(Entries taken from a collection)
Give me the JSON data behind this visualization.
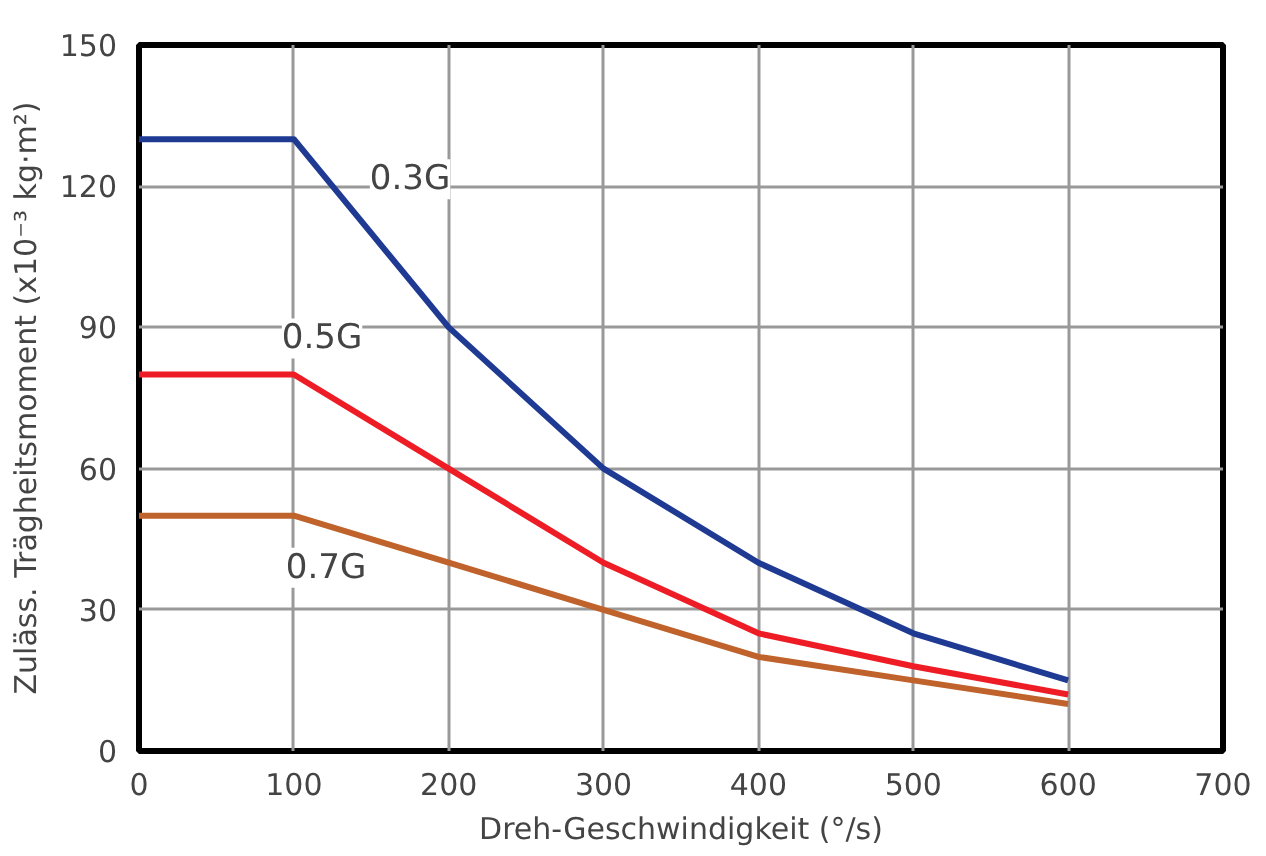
{
  "chart_data": {
    "type": "line",
    "xlabel": "Dreh-Geschwindigkeit (°/s)",
    "ylabel": "Zuläss. Trägheitsmoment (x10⁻³ kg·m²)",
    "x": [
      0,
      100,
      200,
      300,
      400,
      500,
      600
    ],
    "series": [
      {
        "name": "0.3G",
        "color": "#1f3a93",
        "values": [
          130,
          130,
          90,
          60,
          40,
          25,
          15
        ]
      },
      {
        "name": "0.5G",
        "color": "#ee1c25",
        "values": [
          80,
          80,
          60,
          40,
          25,
          18,
          12
        ]
      },
      {
        "name": "0.7G",
        "color": "#c0622b",
        "values": [
          50,
          50,
          40,
          30,
          20,
          15,
          10
        ]
      }
    ],
    "xlim": [
      0,
      700
    ],
    "ylim": [
      0,
      150
    ],
    "xticks": [
      0,
      100,
      200,
      300,
      400,
      500,
      600,
      700
    ],
    "yticks": [
      0,
      30,
      60,
      90,
      120,
      150
    ],
    "grid": true,
    "legend": false,
    "marker": "none",
    "line_style": "solid"
  }
}
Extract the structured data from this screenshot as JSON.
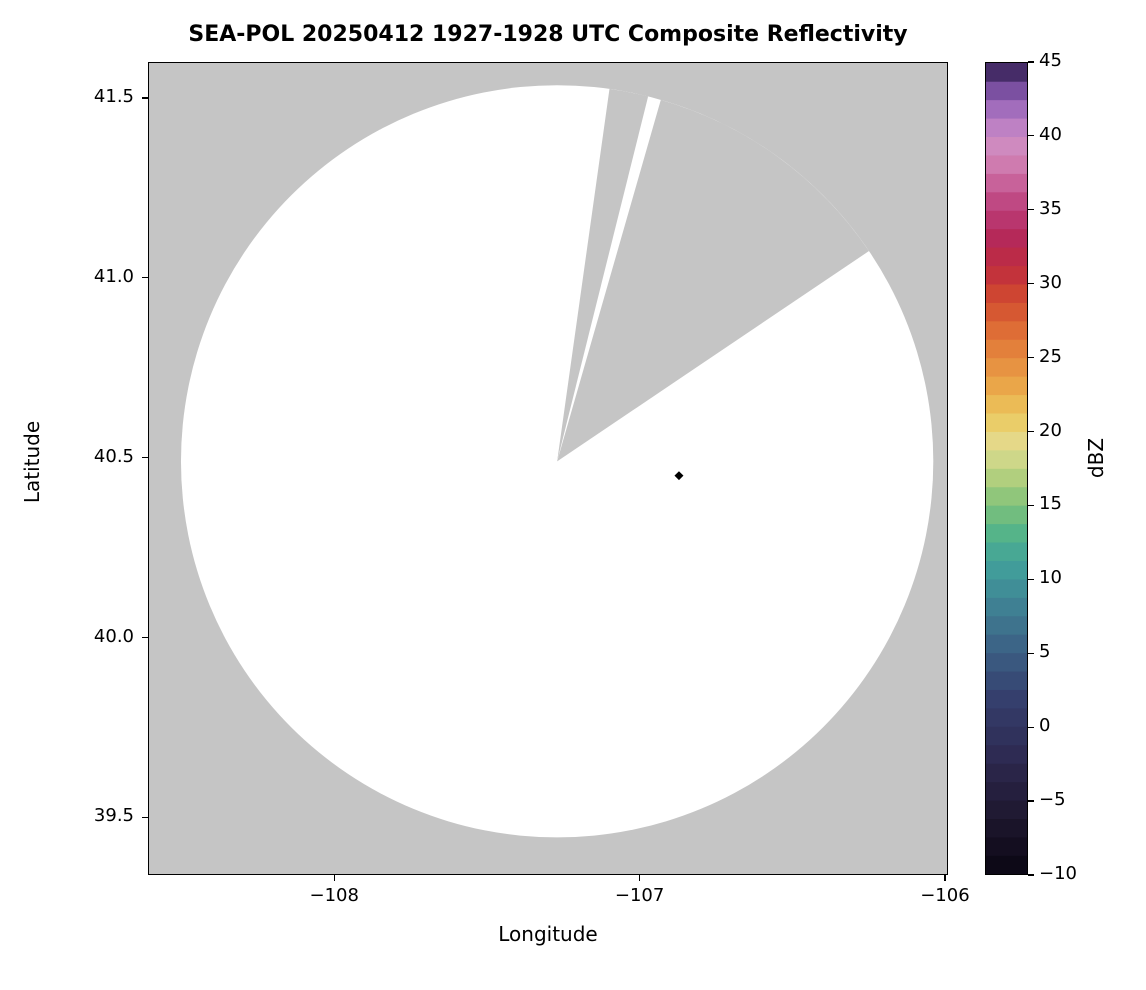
{
  "chart_data": {
    "type": "heatmap",
    "subtype": "radar_ppi_composite_reflectivity",
    "title": "SEA-POL 20250412 1927-1928 UTC Composite Reflectivity",
    "xlabel": "Longitude",
    "ylabel": "Latitude",
    "xlim": [
      -108.61,
      -105.99
    ],
    "ylim": [
      39.34,
      41.6
    ],
    "xticks": [
      -108,
      -107,
      -106
    ],
    "yticks": [
      39.5,
      40.0,
      40.5,
      41.0,
      41.5
    ],
    "grid": false,
    "notes": "White disc = radar coverage area with no reflectivity echoes above threshold; gray = no coverage; two gray blocked/unscanned sectors cut into the disc toward the north and northeast.",
    "colors": {
      "coverage": "#ffffff",
      "no_coverage": "#c5c5c5",
      "text": "#000000",
      "spine": "#000000"
    },
    "radar": {
      "center_lon": -107.27,
      "center_lat": 40.49,
      "radius_lon": 1.235,
      "radius_lat": 1.048,
      "blocked_sectors": [
        {
          "az_start": 8,
          "az_end": 14
        },
        {
          "az_start": 16,
          "az_end": 56
        }
      ]
    },
    "marker": {
      "lon": -106.87,
      "lat": 40.45,
      "shape": "diamond",
      "color": "#000000",
      "size": 9
    },
    "colorbar": {
      "label": "dBZ",
      "min": -10,
      "max": 45,
      "segments": 44,
      "ticks": [
        45,
        40,
        35,
        30,
        25,
        20,
        15,
        10,
        5,
        0,
        -5,
        -10
      ],
      "anchors": [
        {
          "value": -10,
          "color": "#0a0612"
        },
        {
          "value": -6,
          "color": "#1f1830"
        },
        {
          "value": -2,
          "color": "#2e2a52"
        },
        {
          "value": 2,
          "color": "#35406e"
        },
        {
          "value": 5,
          "color": "#3b5e84"
        },
        {
          "value": 8,
          "color": "#3f7f93"
        },
        {
          "value": 11,
          "color": "#41a09b"
        },
        {
          "value": 13,
          "color": "#52b38a"
        },
        {
          "value": 15,
          "color": "#7fc27a"
        },
        {
          "value": 17,
          "color": "#b4d07e"
        },
        {
          "value": 19,
          "color": "#e3dc92"
        },
        {
          "value": 21,
          "color": "#ecc95f"
        },
        {
          "value": 23,
          "color": "#eaa84a"
        },
        {
          "value": 25,
          "color": "#e68a3e"
        },
        {
          "value": 27,
          "color": "#dd6b35"
        },
        {
          "value": 29,
          "color": "#d14a30"
        },
        {
          "value": 31,
          "color": "#c02e3d"
        },
        {
          "value": 33,
          "color": "#b52857"
        },
        {
          "value": 35,
          "color": "#bb3d78"
        },
        {
          "value": 37,
          "color": "#c9649c"
        },
        {
          "value": 39,
          "color": "#d48cbd"
        },
        {
          "value": 41,
          "color": "#b97fc6"
        },
        {
          "value": 42.5,
          "color": "#9260b5"
        },
        {
          "value": 44,
          "color": "#5b3a86"
        },
        {
          "value": 45,
          "color": "#241536"
        }
      ]
    }
  }
}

> Exercise instructions:
Leave out the pictures and copy every record above exactly.

> Solution for this exercise:
Give me the JSON data behind this visualization.
{
  "chart_data": {
    "type": "line",
    "xlabel": "Dreh-Geschwindigkeit (°/s)",
    "ylabel": "Zuläss. Trägheitsmoment (x10⁻³ kg·m²)",
    "x": [
      0,
      100,
      200,
      300,
      400,
      500,
      600
    ],
    "series": [
      {
        "name": "0.3G",
        "color": "#1f3a93",
        "values": [
          130,
          130,
          90,
          60,
          40,
          25,
          15
        ]
      },
      {
        "name": "0.5G",
        "color": "#ee1c25",
        "values": [
          80,
          80,
          60,
          40,
          25,
          18,
          12
        ]
      },
      {
        "name": "0.7G",
        "color": "#c0622b",
        "values": [
          50,
          50,
          40,
          30,
          20,
          15,
          10
        ]
      }
    ],
    "xlim": [
      0,
      700
    ],
    "ylim": [
      0,
      150
    ],
    "xticks": [
      0,
      100,
      200,
      300,
      400,
      500,
      600,
      700
    ],
    "yticks": [
      0,
      30,
      60,
      90,
      120,
      150
    ],
    "grid": true,
    "legend": false,
    "marker": "none",
    "line_style": "solid"
  }
}
Extract the structured data from this screenshot as JSON.
{
  "chart_data": {
    "type": "heatmap",
    "subtype": "radar_ppi_composite_reflectivity",
    "title": "SEA-POL 20250412 1927-1928 UTC Composite Reflectivity",
    "xlabel": "Longitude",
    "ylabel": "Latitude",
    "xlim": [
      -108.61,
      -105.99
    ],
    "ylim": [
      39.34,
      41.6
    ],
    "xticks": [
      -108,
      -107,
      -106
    ],
    "yticks": [
      39.5,
      40.0,
      40.5,
      41.0,
      41.5
    ],
    "grid": false,
    "notes": "White disc = radar coverage area with no reflectivity echoes above threshold; gray = no coverage; two gray blocked/unscanned sectors cut into the disc toward the north and northeast.",
    "colors": {
      "coverage": "#ffffff",
      "no_coverage": "#c5c5c5",
      "text": "#000000",
      "spine": "#000000"
    },
    "radar": {
      "center_lon": -107.27,
      "center_lat": 40.49,
      "radius_lon": 1.235,
      "radius_lat": 1.048,
      "blocked_sectors": [
        {
          "az_start": 8,
          "az_end": 14
        },
        {
          "az_start": 16,
          "az_end": 56
        }
      ]
    },
    "marker": {
      "lon": -106.87,
      "lat": 40.45,
      "shape": "diamond",
      "color": "#000000",
      "size": 9
    },
    "colorbar": {
      "label": "dBZ",
      "min": -10,
      "max": 45,
      "segments": 44,
      "ticks": [
        45,
        40,
        35,
        30,
        25,
        20,
        15,
        10,
        5,
        0,
        -5,
        -10
      ],
      "anchors": [
        {
          "value": -10,
          "color": "#0a0612"
        },
        {
          "value": -6,
          "color": "#1f1830"
        },
        {
          "value": -2,
          "color": "#2e2a52"
        },
        {
          "value": 2,
          "color": "#35406e"
        },
        {
          "value": 5,
          "color": "#3b5e84"
        },
        {
          "value": 8,
          "color": "#3f7f93"
        },
        {
          "value": 11,
          "color": "#41a09b"
        },
        {
          "value": 13,
          "color": "#52b38a"
        },
        {
          "value": 15,
          "color": "#7fc27a"
        },
        {
          "value": 17,
          "color": "#b4d07e"
        },
        {
          "value": 19,
          "color": "#e3dc92"
        },
        {
          "value": 21,
          "color": "#ecc95f"
        },
        {
          "value": 23,
          "color": "#eaa84a"
        },
        {
          "value": 25,
          "color": "#e68a3e"
        },
        {
          "value": 27,
          "color": "#dd6b35"
        },
        {
          "value": 29,
          "color": "#d14a30"
        },
        {
          "value": 31,
          "color": "#c02e3d"
        },
        {
          "value": 33,
          "color": "#b52857"
        },
        {
          "value": 35,
          "color": "#bb3d78"
        },
        {
          "value": 37,
          "color": "#c9649c"
        },
        {
          "value": 39,
          "color": "#d48cbd"
        },
        {
          "value": 41,
          "color": "#b97fc6"
        },
        {
          "value": 42.5,
          "color": "#9260b5"
        },
        {
          "value": 44,
          "color": "#5b3a86"
        },
        {
          "value": 45,
          "color": "#241536"
        }
      ]
    }
  }
}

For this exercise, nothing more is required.